### AIM
Copy the entries below exactly. Images do not belong in the copy.

### Extracted records
**********

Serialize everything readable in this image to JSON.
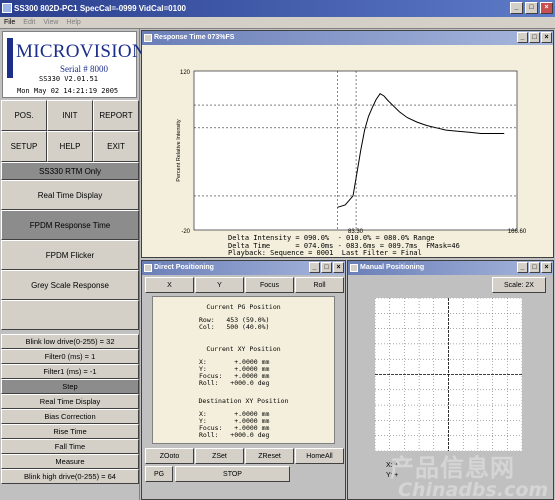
{
  "window": {
    "title": "SS300 802D-PC1  SpecCal=-0999 VidCal=0100"
  },
  "menu": [
    {
      "label": "File",
      "enabled": true
    },
    {
      "label": "Edit",
      "enabled": false
    },
    {
      "label": "View",
      "enabled": false
    },
    {
      "label": "Help",
      "enabled": false
    }
  ],
  "logo": {
    "brand": "MICROVISION",
    "serial": "Serial # 8000",
    "version": "SS330 V2.01.51",
    "datetime": "Mon May 02 14:21:19 2005"
  },
  "grid_buttons": [
    "POS.",
    "INIT",
    "REPORT",
    "SETUP",
    "HELP",
    "EXIT"
  ],
  "left_buttons": {
    "mode": "SS330 RTM Only",
    "realtime": "Real Time Display",
    "fpdm_response": "FPDM Response Time",
    "fpdm_flicker": "FPDM Flicker",
    "grey_scale": "Grey Scale Response",
    "blink_low": "Blink low drive(0-255) = 32",
    "filter0": "Filter0 (ms) = 1",
    "filter1": "Filter1 (ms) = -1",
    "step": "Step",
    "realtime2": "Real Time Display",
    "bias": "Bias Correction",
    "rise": "Rise Time",
    "fall": "Fall Time",
    "measure": "Measure",
    "blink_high": "Blink high drive(0-255) = 64"
  },
  "response_window": {
    "title": "Response Time  073%FS",
    "readout": [
      "Delta Intensity = 090.0%  - 010.0% = 080.0% Range",
      "Delta Time      = 074.0ms - 083.6ms = 009.7ms  FMask=46",
      "Playback: Sequence = 0001  Last Filter = Final"
    ]
  },
  "chart_data": {
    "type": "line",
    "title": "",
    "xlabel": "Time (milliseconds)",
    "ylabel": "Percent Relative Intensity",
    "xlim": [
      0,
      166.6
    ],
    "ylim": [
      -20,
      120
    ],
    "x_tick_labels": [
      "83.30",
      "166.60"
    ],
    "y_tick_labels": [
      "120",
      "-20"
    ],
    "reference_lines_y": [
      90,
      10,
      70
    ],
    "cursor_lines_x": [
      74,
      83.6
    ],
    "series": [
      {
        "x": [
          74,
          78,
          82,
          84,
          86,
          88,
          90,
          92,
          94,
          96,
          98,
          100,
          103,
          106,
          110,
          115,
          120,
          125,
          130,
          136,
          142,
          148,
          154,
          160
        ],
        "y": [
          0,
          2,
          10,
          30,
          50,
          68,
          80,
          88,
          95,
          100,
          98,
          94,
          89,
          84,
          79,
          75,
          72,
          70,
          68,
          67,
          66,
          65,
          65,
          65
        ]
      }
    ]
  },
  "direct_window": {
    "title": "Direct Positioning",
    "top_buttons": [
      "X",
      "Y",
      "Focus",
      "Roll"
    ],
    "pg_heading": "Current PG Position",
    "pg_lines": "Row:   453 (59.0%)\nCol:   500 (40.0%)",
    "xy_heading": "Current XY Position",
    "xy_lines": "X:       +.0000 mm\nY:       +.0000 mm\nFocus:   +.0000 mm\nRoll:   +000.0 deg",
    "dest_heading": "Destination XY Position",
    "dest_lines": "X:       +.0000 mm\nY:       +.0000 mm\nFocus:   +.0000 mm\nRoll:   +000.0 deg",
    "bottom_buttons": [
      "ZOoto",
      "ZSet",
      "ZReset",
      "HomeAll"
    ],
    "pg_button": "PG",
    "stop_button": "STOP"
  },
  "manual_window": {
    "title": "Manual Positioning",
    "scale_button": "Scale: 2X",
    "x_label": "X: +",
    "y_label": "Y: +"
  },
  "watermark": {
    "line1": "产品信息网",
    "line2": "Chinadbs.com"
  },
  "colors": {
    "title": "#2a3f8e",
    "brand": "#1a2e8a",
    "plot_bg": "#f3efdc"
  }
}
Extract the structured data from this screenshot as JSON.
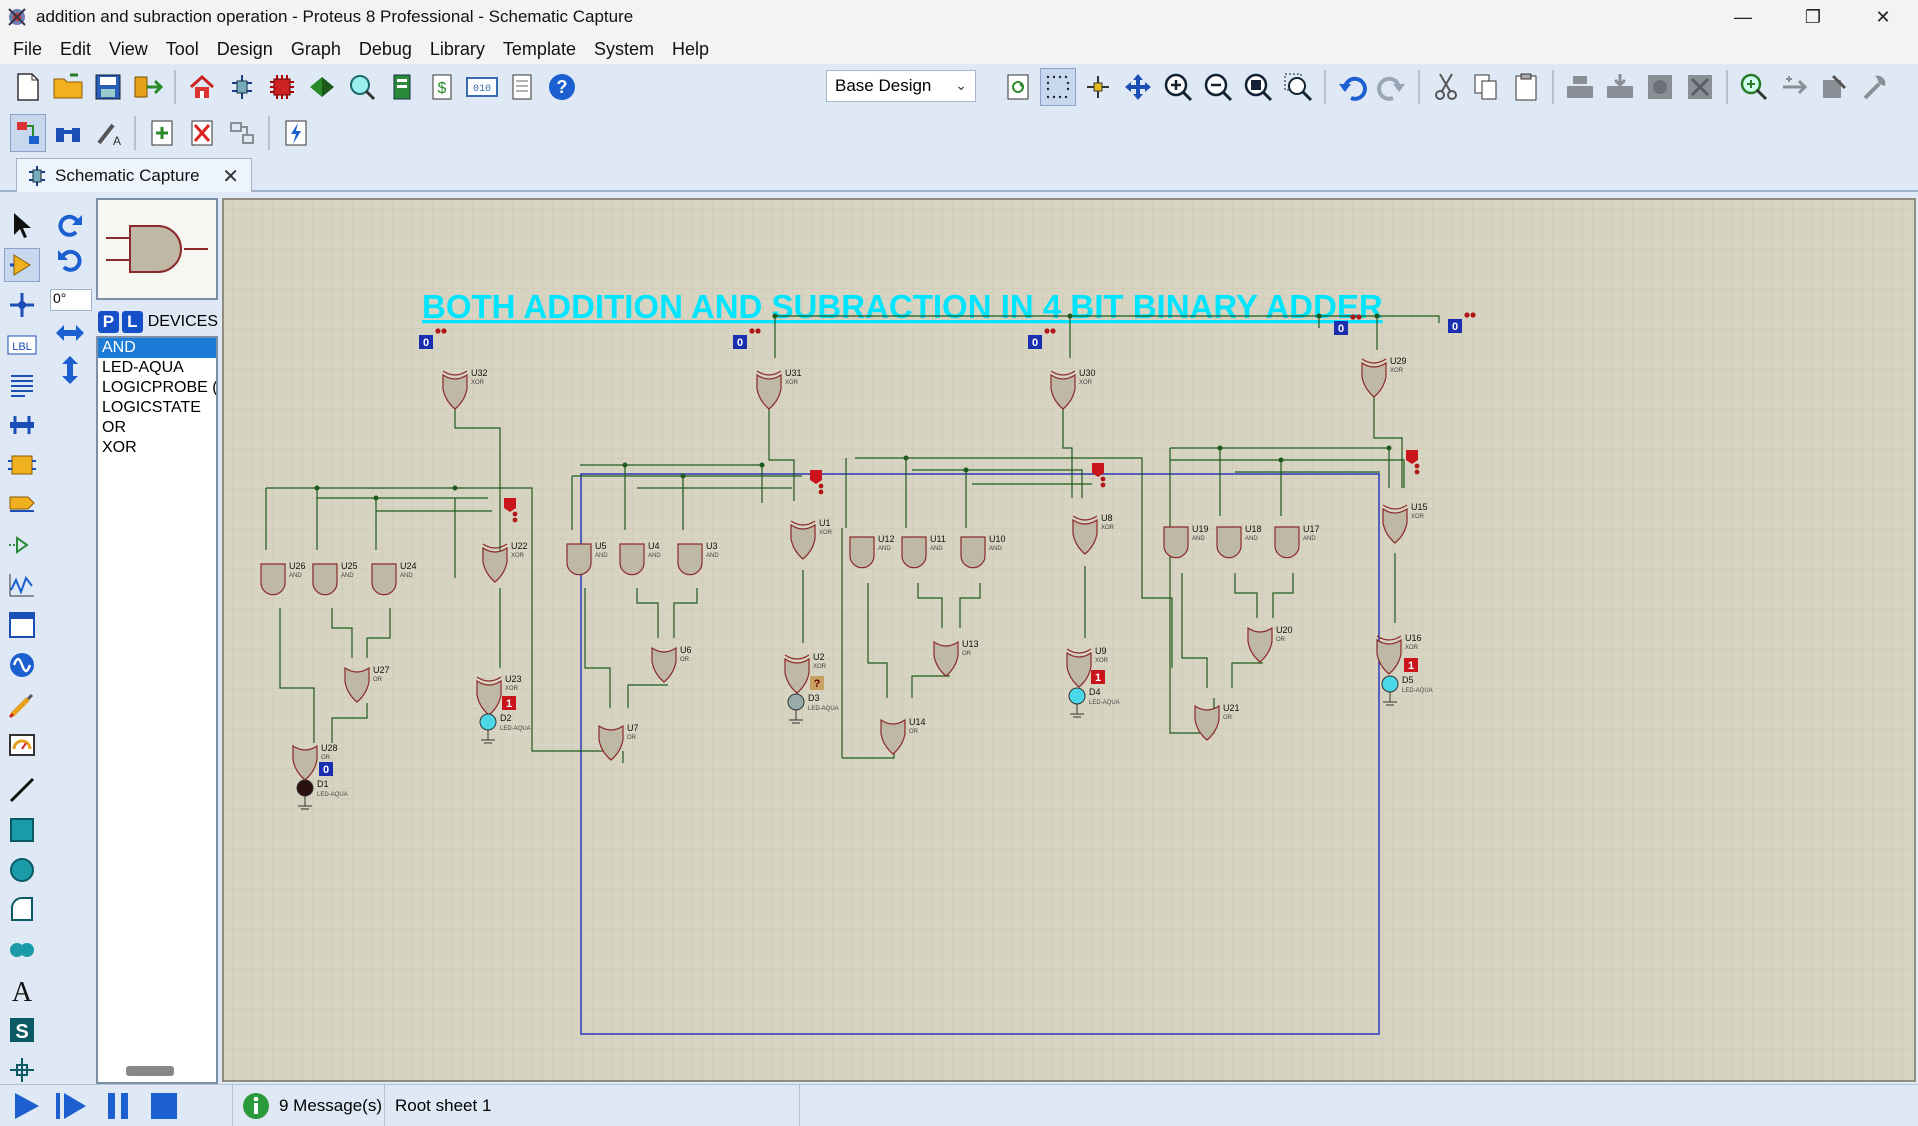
{
  "window": {
    "title": "addition and subraction operation  - Proteus 8 Professional - Schematic Capture",
    "minimize_glyph": "—",
    "maximize_glyph": "❐",
    "close_glyph": "✕"
  },
  "menu": [
    "File",
    "Edit",
    "View",
    "Tool",
    "Design",
    "Graph",
    "Debug",
    "Library",
    "Template",
    "System",
    "Help"
  ],
  "toolbar": {
    "design_select": "Base Design"
  },
  "tab": {
    "label": "Schematic Capture",
    "close_glyph": "✕"
  },
  "rotation": {
    "angle": "0°"
  },
  "devices": {
    "p_label": "P",
    "l_label": "L",
    "title": "DEVICES",
    "items": [
      "AND",
      "LED-AQUA",
      "LOGICPROBE (",
      "LOGICSTATE",
      "OR",
      "XOR"
    ],
    "selected_index": 0
  },
  "schematic": {
    "heading": "BOTH ADDITION AND SUBRACTION IN 4 BIT BINARY ADDER",
    "heading_color": "#00e5ff",
    "grid_bg": "#d8d4c2",
    "gate_fill": "#bfb8a4",
    "gate_stroke": "#8b2a2a",
    "wire_color": "#1d5a1d",
    "gates": [
      {
        "ref": "U32",
        "type": "XOR"
      },
      {
        "ref": "U31",
        "type": "XOR"
      },
      {
        "ref": "U30",
        "type": "XOR"
      },
      {
        "ref": "U29",
        "type": "XOR"
      },
      {
        "ref": "U22",
        "type": "XOR"
      },
      {
        "ref": "U23",
        "type": "XOR"
      },
      {
        "ref": "U1",
        "type": "XOR"
      },
      {
        "ref": "U2",
        "type": "XOR"
      },
      {
        "ref": "U8",
        "type": "XOR"
      },
      {
        "ref": "U9",
        "type": "XOR"
      },
      {
        "ref": "U15",
        "type": "XOR"
      },
      {
        "ref": "U16",
        "type": "XOR"
      },
      {
        "ref": "U26",
        "type": "AND"
      },
      {
        "ref": "U25",
        "type": "AND"
      },
      {
        "ref": "U24",
        "type": "AND"
      },
      {
        "ref": "U5",
        "type": "AND"
      },
      {
        "ref": "U4",
        "type": "AND"
      },
      {
        "ref": "U3",
        "type": "AND"
      },
      {
        "ref": "U12",
        "type": "AND"
      },
      {
        "ref": "U11",
        "type": "AND"
      },
      {
        "ref": "U10",
        "type": "AND"
      },
      {
        "ref": "U19",
        "type": "AND"
      },
      {
        "ref": "U18",
        "type": "AND"
      },
      {
        "ref": "U17",
        "type": "AND"
      },
      {
        "ref": "U27",
        "type": "OR"
      },
      {
        "ref": "U28",
        "type": "OR"
      },
      {
        "ref": "U6",
        "type": "OR"
      },
      {
        "ref": "U7",
        "type": "OR"
      },
      {
        "ref": "U13",
        "type": "OR"
      },
      {
        "ref": "U14",
        "type": "OR"
      },
      {
        "ref": "U20",
        "type": "OR"
      },
      {
        "ref": "U21",
        "type": "OR"
      }
    ],
    "leds": [
      {
        "ref": "D1",
        "part": "LED-AQUA",
        "state": "0"
      },
      {
        "ref": "D2",
        "part": "LED-AQUA",
        "state": "1"
      },
      {
        "ref": "D3",
        "part": "LED-AQUA",
        "state": "?"
      },
      {
        "ref": "D4",
        "part": "LED-AQUA",
        "state": "1"
      },
      {
        "ref": "D5",
        "part": "LED-AQUA",
        "state": "1"
      }
    ],
    "logic_states": [
      "0",
      "0",
      "0",
      "0",
      "0"
    ]
  },
  "status": {
    "messages": "9 Message(s)",
    "sheet": "Root sheet 1"
  }
}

**********

### COMPLETED TASK
Serialize everything readable in this image to JSON.
{
  "window": {
    "title": "SS300 802D-PC1  SpecCal=-0999 VidCal=0100"
  },
  "menu": [
    {
      "label": "File",
      "enabled": true
    },
    {
      "label": "Edit",
      "enabled": false
    },
    {
      "label": "View",
      "enabled": false
    },
    {
      "label": "Help",
      "enabled": false
    }
  ],
  "logo": {
    "brand": "MICROVISION",
    "serial": "Serial # 8000",
    "version": "SS330 V2.01.51",
    "datetime": "Mon May 02 14:21:19 2005"
  },
  "grid_buttons": [
    "POS.",
    "INIT",
    "REPORT",
    "SETUP",
    "HELP",
    "EXIT"
  ],
  "left_buttons": {
    "mode": "SS330 RTM Only",
    "realtime": "Real Time Display",
    "fpdm_response": "FPDM Response Time",
    "fpdm_flicker": "FPDM Flicker",
    "grey_scale": "Grey Scale Response",
    "blink_low": "Blink low drive(0-255) = 32",
    "filter0": "Filter0 (ms) = 1",
    "filter1": "Filter1 (ms) = -1",
    "step": "Step",
    "realtime2": "Real Time Display",
    "bias": "Bias Correction",
    "rise": "Rise Time",
    "fall": "Fall Time",
    "measure": "Measure",
    "blink_high": "Blink high drive(0-255) = 64"
  },
  "response_window": {
    "title": "Response Time  073%FS",
    "readout": [
      "Delta Intensity = 090.0%  - 010.0% = 080.0% Range",
      "Delta Time      = 074.0ms - 083.6ms = 009.7ms  FMask=46",
      "Playback: Sequence = 0001  Last Filter = Final"
    ]
  },
  "chart_data": {
    "type": "line",
    "title": "",
    "xlabel": "Time (milliseconds)",
    "ylabel": "Percent Relative Intensity",
    "xlim": [
      0,
      166.6
    ],
    "ylim": [
      -20,
      120
    ],
    "x_tick_labels": [
      "83.30",
      "166.60"
    ],
    "y_tick_labels": [
      "120",
      "-20"
    ],
    "reference_lines_y": [
      90,
      10,
      70
    ],
    "cursor_lines_x": [
      74,
      83.6
    ],
    "series": [
      {
        "x": [
          74,
          78,
          82,
          84,
          86,
          88,
          90,
          92,
          94,
          96,
          98,
          100,
          103,
          106,
          110,
          115,
          120,
          125,
          130,
          136,
          142,
          148,
          154,
          160
        ],
        "y": [
          0,
          2,
          10,
          30,
          50,
          68,
          80,
          88,
          95,
          100,
          98,
          94,
          89,
          84,
          79,
          75,
          72,
          70,
          68,
          67,
          66,
          65,
          65,
          65
        ]
      }
    ]
  },
  "direct_window": {
    "title": "Direct Positioning",
    "top_buttons": [
      "X",
      "Y",
      "Focus",
      "Roll"
    ],
    "pg_heading": "Current PG Position",
    "pg_lines": "Row:   453 (59.0%)\nCol:   500 (40.0%)",
    "xy_heading": "Current XY Position",
    "xy_lines": "X:       +.0000 mm\nY:       +.0000 mm\nFocus:   +.0000 mm\nRoll:   +000.0 deg",
    "dest_heading": "Destination XY Position",
    "dest_lines": "X:       +.0000 mm\nY:       +.0000 mm\nFocus:   +.0000 mm\nRoll:   +000.0 deg",
    "bottom_buttons": [
      "ZOoto",
      "ZSet",
      "ZReset",
      "HomeAll"
    ],
    "pg_button": "PG",
    "stop_button": "STOP"
  },
  "manual_window": {
    "title": "Manual Positioning",
    "scale_button": "Scale: 2X",
    "x_label": "X: +",
    "y_label": "Y: +"
  },
  "watermark": {
    "line1": "产品信息网",
    "line2": "Chinadbs.com"
  },
  "colors": {
    "title": "#2a3f8e",
    "brand": "#1a2e8a",
    "plot_bg": "#f3efdc"
  }
}
Extract the structured data from this screenshot as JSON.
{
  "window": {
    "title": "addition and subraction operation  - Proteus 8 Professional - Schematic Capture",
    "minimize_glyph": "—",
    "maximize_glyph": "❐",
    "close_glyph": "✕"
  },
  "menu": [
    "File",
    "Edit",
    "View",
    "Tool",
    "Design",
    "Graph",
    "Debug",
    "Library",
    "Template",
    "System",
    "Help"
  ],
  "toolbar": {
    "design_select": "Base Design"
  },
  "tab": {
    "label": "Schematic Capture",
    "close_glyph": "✕"
  },
  "rotation": {
    "angle": "0°"
  },
  "devices": {
    "p_label": "P",
    "l_label": "L",
    "title": "DEVICES",
    "items": [
      "AND",
      "LED-AQUA",
      "LOGICPROBE (",
      "LOGICSTATE",
      "OR",
      "XOR"
    ],
    "selected_index": 0
  },
  "schematic": {
    "heading": "BOTH ADDITION AND SUBRACTION IN 4 BIT BINARY ADDER",
    "heading_color": "#00e5ff",
    "grid_bg": "#d8d4c2",
    "gate_fill": "#bfb8a4",
    "gate_stroke": "#8b2a2a",
    "wire_color": "#1d5a1d",
    "gates": [
      {
        "ref": "U32",
        "type": "XOR"
      },
      {
        "ref": "U31",
        "type": "XOR"
      },
      {
        "ref": "U30",
        "type": "XOR"
      },
      {
        "ref": "U29",
        "type": "XOR"
      },
      {
        "ref": "U22",
        "type": "XOR"
      },
      {
        "ref": "U23",
        "type": "XOR"
      },
      {
        "ref": "U1",
        "type": "XOR"
      },
      {
        "ref": "U2",
        "type": "XOR"
      },
      {
        "ref": "U8",
        "type": "XOR"
      },
      {
        "ref": "U9",
        "type": "XOR"
      },
      {
        "ref": "U15",
        "type": "XOR"
      },
      {
        "ref": "U16",
        "type": "XOR"
      },
      {
        "ref": "U26",
        "type": "AND"
      },
      {
        "ref": "U25",
        "type": "AND"
      },
      {
        "ref": "U24",
        "type": "AND"
      },
      {
        "ref": "U5",
        "type": "AND"
      },
      {
        "ref": "U4",
        "type": "AND"
      },
      {
        "ref": "U3",
        "type": "AND"
      },
      {
        "ref": "U12",
        "type": "AND"
      },
      {
        "ref": "U11",
        "type": "AND"
      },
      {
        "ref": "U10",
        "type": "AND"
      },
      {
        "ref": "U19",
        "type": "AND"
      },
      {
        "ref": "U18",
        "type": "AND"
      },
      {
        "ref": "U17",
        "type": "AND"
      },
      {
        "ref": "U27",
        "type": "OR"
      },
      {
        "ref": "U28",
        "type": "OR"
      },
      {
        "ref": "U6",
        "type": "OR"
      },
      {
        "ref": "U7",
        "type": "OR"
      },
      {
        "ref": "U13",
        "type": "OR"
      },
      {
        "ref": "U14",
        "type": "OR"
      },
      {
        "ref": "U20",
        "type": "OR"
      },
      {
        "ref": "U21",
        "type": "OR"
      }
    ],
    "leds": [
      {
        "ref": "D1",
        "part": "LED-AQUA",
        "state": "0"
      },
      {
        "ref": "D2",
        "part": "LED-AQUA",
        "state": "1"
      },
      {
        "ref": "D3",
        "part": "LED-AQUA",
        "state": "?"
      },
      {
        "ref": "D4",
        "part": "LED-AQUA",
        "state": "1"
      },
      {
        "ref": "D5",
        "part": "LED-AQUA",
        "state": "1"
      }
    ],
    "logic_states": [
      "0",
      "0",
      "0",
      "0",
      "0"
    ]
  },
  "status": {
    "messages": "9 Message(s)",
    "sheet": "Root sheet 1"
  }
}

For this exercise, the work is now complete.